▶ Your objective
Output every entry exactly as written, skipping any pictures.

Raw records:
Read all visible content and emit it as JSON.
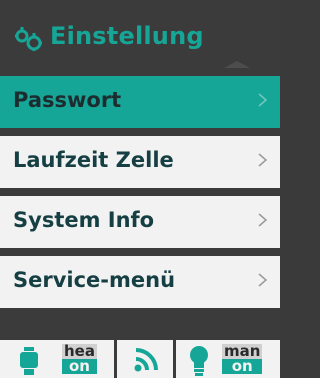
{
  "header": {
    "title": "Einstellung",
    "icon": "gears-icon"
  },
  "menu": {
    "items": [
      {
        "label": "Passwort",
        "active": true
      },
      {
        "label": "Laufzeit Zelle",
        "active": false
      },
      {
        "label": "System Info",
        "active": false
      },
      {
        "label": "Service-menü",
        "active": false
      }
    ]
  },
  "footer": {
    "status1": {
      "icon": "flask-icon",
      "top": "hea",
      "bottom": "on"
    },
    "status2": {
      "icon": "wireless-icon"
    },
    "status3": {
      "icon": "lightbulb-icon",
      "top": "man",
      "bottom": "on"
    }
  },
  "colors": {
    "accent": "#16a697",
    "background": "#3b3b3b",
    "item_bg": "#f2f2f2",
    "text": "#163f43"
  }
}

▶ Correct output
Read all visible content and emit it as JSON.
{
  "header": {
    "title": "Einstellung",
    "icon": "gears-icon"
  },
  "menu": {
    "items": [
      {
        "label": "Passwort",
        "active": true
      },
      {
        "label": "Laufzeit Zelle",
        "active": false
      },
      {
        "label": "System Info",
        "active": false
      },
      {
        "label": "Service-menü",
        "active": false
      }
    ]
  },
  "footer": {
    "status1": {
      "icon": "flask-icon",
      "top": "hea",
      "bottom": "on"
    },
    "status2": {
      "icon": "wireless-icon"
    },
    "status3": {
      "icon": "lightbulb-icon",
      "top": "man",
      "bottom": "on"
    }
  },
  "colors": {
    "accent": "#16a697",
    "background": "#3b3b3b",
    "item_bg": "#f2f2f2",
    "text": "#163f43"
  }
}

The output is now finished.